The data below is to be returned in full and exactly.

THE INPUT:
:::
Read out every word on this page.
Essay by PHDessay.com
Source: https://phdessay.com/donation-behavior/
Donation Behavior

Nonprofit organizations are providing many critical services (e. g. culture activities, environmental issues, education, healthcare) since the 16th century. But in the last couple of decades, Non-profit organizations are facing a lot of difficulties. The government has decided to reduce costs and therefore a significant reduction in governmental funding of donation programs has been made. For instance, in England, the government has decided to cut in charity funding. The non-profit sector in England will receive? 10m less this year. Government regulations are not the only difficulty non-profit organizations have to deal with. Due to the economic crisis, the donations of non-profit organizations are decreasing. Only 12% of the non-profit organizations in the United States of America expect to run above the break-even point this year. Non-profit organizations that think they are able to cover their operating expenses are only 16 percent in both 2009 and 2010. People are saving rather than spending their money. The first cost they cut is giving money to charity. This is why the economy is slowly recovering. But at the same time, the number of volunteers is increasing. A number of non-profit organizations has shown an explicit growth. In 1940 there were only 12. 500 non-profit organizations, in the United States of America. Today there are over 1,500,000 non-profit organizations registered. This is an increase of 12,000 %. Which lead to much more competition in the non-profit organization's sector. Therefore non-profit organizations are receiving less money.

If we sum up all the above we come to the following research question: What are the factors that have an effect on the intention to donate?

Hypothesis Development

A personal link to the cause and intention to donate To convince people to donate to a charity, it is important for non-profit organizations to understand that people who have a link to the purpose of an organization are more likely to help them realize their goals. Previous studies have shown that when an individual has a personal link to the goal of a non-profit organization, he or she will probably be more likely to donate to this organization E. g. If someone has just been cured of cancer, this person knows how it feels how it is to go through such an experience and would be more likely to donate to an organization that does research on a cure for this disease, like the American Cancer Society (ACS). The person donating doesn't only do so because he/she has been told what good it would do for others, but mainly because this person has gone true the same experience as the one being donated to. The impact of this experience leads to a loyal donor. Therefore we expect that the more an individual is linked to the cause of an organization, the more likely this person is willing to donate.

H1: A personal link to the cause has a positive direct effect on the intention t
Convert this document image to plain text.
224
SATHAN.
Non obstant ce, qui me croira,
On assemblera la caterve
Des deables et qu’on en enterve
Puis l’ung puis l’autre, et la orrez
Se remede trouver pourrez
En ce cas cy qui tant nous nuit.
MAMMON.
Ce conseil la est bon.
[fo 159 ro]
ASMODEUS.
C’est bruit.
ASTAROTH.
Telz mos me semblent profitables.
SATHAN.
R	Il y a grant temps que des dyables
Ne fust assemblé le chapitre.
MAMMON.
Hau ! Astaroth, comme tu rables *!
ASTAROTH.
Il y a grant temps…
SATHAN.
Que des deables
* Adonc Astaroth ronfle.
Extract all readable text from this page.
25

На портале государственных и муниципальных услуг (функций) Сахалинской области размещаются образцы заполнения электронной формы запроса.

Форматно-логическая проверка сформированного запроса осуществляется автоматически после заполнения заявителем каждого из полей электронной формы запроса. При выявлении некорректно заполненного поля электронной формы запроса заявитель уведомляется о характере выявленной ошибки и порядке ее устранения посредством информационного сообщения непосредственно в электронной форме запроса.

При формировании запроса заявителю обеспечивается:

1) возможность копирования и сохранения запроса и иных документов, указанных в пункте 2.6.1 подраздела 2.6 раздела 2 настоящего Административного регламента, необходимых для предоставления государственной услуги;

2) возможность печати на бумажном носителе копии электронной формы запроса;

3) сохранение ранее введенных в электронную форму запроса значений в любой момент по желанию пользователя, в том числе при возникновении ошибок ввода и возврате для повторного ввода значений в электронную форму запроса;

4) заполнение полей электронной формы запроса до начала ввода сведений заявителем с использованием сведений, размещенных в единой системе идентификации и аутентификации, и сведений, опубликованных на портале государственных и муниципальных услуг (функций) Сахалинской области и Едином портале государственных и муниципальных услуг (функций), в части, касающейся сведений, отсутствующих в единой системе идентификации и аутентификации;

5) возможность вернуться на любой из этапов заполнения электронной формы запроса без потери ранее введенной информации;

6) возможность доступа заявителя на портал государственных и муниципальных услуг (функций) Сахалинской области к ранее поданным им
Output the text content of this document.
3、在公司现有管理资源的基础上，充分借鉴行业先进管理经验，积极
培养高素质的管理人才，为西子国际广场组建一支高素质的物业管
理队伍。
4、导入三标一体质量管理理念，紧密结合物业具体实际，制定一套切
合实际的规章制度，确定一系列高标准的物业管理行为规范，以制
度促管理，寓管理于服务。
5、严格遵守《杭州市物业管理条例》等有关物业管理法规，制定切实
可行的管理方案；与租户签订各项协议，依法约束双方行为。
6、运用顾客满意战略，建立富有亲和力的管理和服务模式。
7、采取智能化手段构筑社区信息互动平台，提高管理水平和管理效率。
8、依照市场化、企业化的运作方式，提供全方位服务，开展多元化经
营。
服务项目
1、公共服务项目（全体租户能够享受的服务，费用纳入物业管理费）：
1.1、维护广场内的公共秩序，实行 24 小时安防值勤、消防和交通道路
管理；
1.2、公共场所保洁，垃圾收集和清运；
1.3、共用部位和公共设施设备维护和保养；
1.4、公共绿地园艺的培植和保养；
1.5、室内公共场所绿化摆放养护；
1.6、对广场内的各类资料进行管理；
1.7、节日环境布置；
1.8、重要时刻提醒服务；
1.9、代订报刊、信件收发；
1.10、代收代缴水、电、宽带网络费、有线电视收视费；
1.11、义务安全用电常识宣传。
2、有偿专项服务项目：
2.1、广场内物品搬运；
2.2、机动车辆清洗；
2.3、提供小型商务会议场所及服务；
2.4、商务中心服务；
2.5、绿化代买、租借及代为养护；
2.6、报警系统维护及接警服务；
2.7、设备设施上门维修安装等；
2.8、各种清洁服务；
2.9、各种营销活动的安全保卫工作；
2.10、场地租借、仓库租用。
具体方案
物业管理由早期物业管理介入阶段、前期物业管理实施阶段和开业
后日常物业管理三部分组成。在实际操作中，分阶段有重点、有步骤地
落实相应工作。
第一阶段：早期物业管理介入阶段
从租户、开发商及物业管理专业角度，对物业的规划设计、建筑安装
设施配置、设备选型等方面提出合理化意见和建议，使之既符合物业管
:::
CORRECT RESPONSE:
Read out every word on this page.
Essay by PHDessay.com
Source: https://phdessay.com/donation-behavior/
Donation Behavior

Nonprofit organizations are providing many critical services (e. g. culture activities, environmental issues, education, healthcare) since the 16th century. But in the last couple of decades, Non-profit organizations are facing a lot of difficulties. The government has decided to reduce costs and therefore a significant reduction in governmental funding of donation programs has been made. For instance, in England, the government has decided to cut in charity funding. The non-profit sector in England will receive? 10m less this year. Government regulations are not the only difficulty non-profit organizations have to deal with. Due to the economic crisis, the donations of non-profit organizations are decreasing. Only 12% of the non-profit organizations in the United States of America expect to run above the break-even point this year. Non-profit organizations that think they are able to cover their operating expenses are only 16 percent in both 2009 and 2010. People are saving rather than spending their money. The first cost they cut is giving money to charity. This is why the economy is slowly recovering. But at the same time, the number of volunteers is increasing. A number of non-profit organizations has shown an explicit growth. In 1940 there were only 12. 500 non-profit organizations, in the United States of America. Today there are over 1,500,000 non-profit organizations registered. This is an increase of 12,000 %. Which lead to much more competition in the non-profit organization's sector. Therefore non-profit organizations are receiving less money.

If we sum up all the above we come to the following research question: What are the factors that have an effect on the intention to donate?

Hypothesis Development

A personal link to the cause and intention to donate To convince people to donate to a charity, it is important for non-profit organizations to understand that people who have a link to the purpose of an organization are more likely to help them realize their goals. Previous studies have shown that when an individual has a personal link to the goal of a non-profit organization, he or she will probably be more likely to donate to this organization E. g. If someone has just been cured of cancer, this person knows how it feels how it is to go through such an experience and would be more likely to donate to an organization that does research on a cure for this disease, like the American Cancer Society (ACS). The person donating doesn't only do so because he/she has been told what good it would do for others, but mainly because this person has gone true the same experience as the one being donated to. The impact of this experience leads to a loyal donor. Therefore we expect that the more an individual is linked to the cause of an organization, the more likely this person is willing to donate.

H1: A personal link to the cause has a positive direct effect on the intention t
Convert this document image to plain text.
224
SATHAN.
Non obstant ce, qui me croira,
On assemblera la caterve
Des deables et qu’on en enterve
Puis l’ung puis l’autre, et la orrez
Se remede trouver pourrez
En ce cas cy qui tant nous nuit.
MAMMON.
Ce conseil la est bon.
[fo 159 ro]
ASMODEUS.
C’est bruit.
ASTAROTH.
Telz mos me semblent profitables.
SATHAN.
R	Il y a grant temps que des dyables
Ne fust assemblé le chapitre.
MAMMON.
Hau ! Astaroth, comme tu rables *!
ASTAROTH.
Il y a grant temps…
SATHAN.
Que des deables
* Adonc Astaroth ronfle.
Extract all readable text from this page.
25

На портале государственных и муниципальных услуг (функций) Сахалинской области размещаются образцы заполнения электронной формы запроса.

Форматно-логическая проверка сформированного запроса осуществляется автоматически после заполнения заявителем каждого из полей электронной формы запроса. При выявлении некорректно заполненного поля электронной формы запроса заявитель уведомляется о характере выявленной ошибки и порядке ее устранения посредством информационного сообщения непосредственно в электронной форме запроса.

При формировании запроса заявителю обеспечивается:

1) возможность копирования и сохранения запроса и иных документов, указанных в пункте 2.6.1 подраздела 2.6 раздела 2 настоящего Административного регламента, необходимых для предоставления государственной услуги;

2) возможность печати на бумажном носителе копии электронной формы запроса;

3) сохранение ранее введенных в электронную форму запроса значений в любой момент по желанию пользователя, в том числе при возникновении ошибок ввода и возврате для повторного ввода значений в электронную форму запроса;

4) заполнение полей электронной формы запроса до начала ввода сведений заявителем с использованием сведений, размещенных в единой системе идентификации и аутентификации, и сведений, опубликованных на портале государственных и муниципальных услуг (функций) Сахалинской области и Едином портале государственных и муниципальных услуг (функций), в части, касающейся сведений, отсутствующих в единой системе идентификации и аутентификации;

5) возможность вернуться на любой из этапов заполнения электронной формы запроса без потери ранее введенной информации;

6) возможность доступа заявителя на портал государственных и муниципальных услуг (функций) Сахалинской области к ранее поданным им
Output the text content of this document.
3、在公司现有管理资源的基础上，充分借鉴行业先进管理经验，积极
培养高素质的管理人才，为西子国际广场组建一支高素质的物业管
理队伍。
4、导入三标一体质量管理理念，紧密结合物业具体实际，制定一套切
合实际的规章制度，确定一系列高标准的物业管理行为规范，以制
度促管理，寓管理于服务。
5、严格遵守《杭州市物业管理条例》等有关物业管理法规，制定切实
可行的管理方案；与租户签订各项协议，依法约束双方行为。
6、运用顾客满意战略，建立富有亲和力的管理和服务模式。
7、采取智能化手段构筑社区信息互动平台，提高管理水平和管理效率。
8、依照市场化、企业化的运作方式，提供全方位服务，开展多元化经
营。
服务项目
1、公共服务项目（全体租户能够享受的服务，费用纳入物业管理费）：
1.1、维护广场内的公共秩序，实行 24 小时安防值勤、消防和交通道路
管理；
1.2、公共场所保洁，垃圾收集和清运；
1.3、共用部位和公共设施设备维护和保养；
1.4、公共绿地园艺的培植和保养；
1.5、室内公共场所绿化摆放养护；
1.6、对广场内的各类资料进行管理；
1.7、节日环境布置；
1.8、重要时刻提醒服务；
1.9、代订报刊、信件收发；
1.10、代收代缴水、电、宽带网络费、有线电视收视费；
1.11、义务安全用电常识宣传。
2、有偿专项服务项目：
2.1、广场内物品搬运；
2.2、机动车辆清洗；
2.3、提供小型商务会议场所及服务；
2.4、商务中心服务；
2.5、绿化代买、租借及代为养护；
2.6、报警系统维护及接警服务；
2.7、设备设施上门维修安装等；
2.8、各种清洁服务；
2.9、各种营销活动的安全保卫工作；
2.10、场地租借、仓库租用。
具体方案
物业管理由早期物业管理介入阶段、前期物业管理实施阶段和开业
后日常物业管理三部分组成。在实际操作中，分阶段有重点、有步骤地
落实相应工作。
第一阶段：早期物业管理介入阶段
从租户、开发商及物业管理专业角度，对物业的规划设计、建筑安装
设施配置、设备选型等方面提出合理化意见和建议，使之既符合物业管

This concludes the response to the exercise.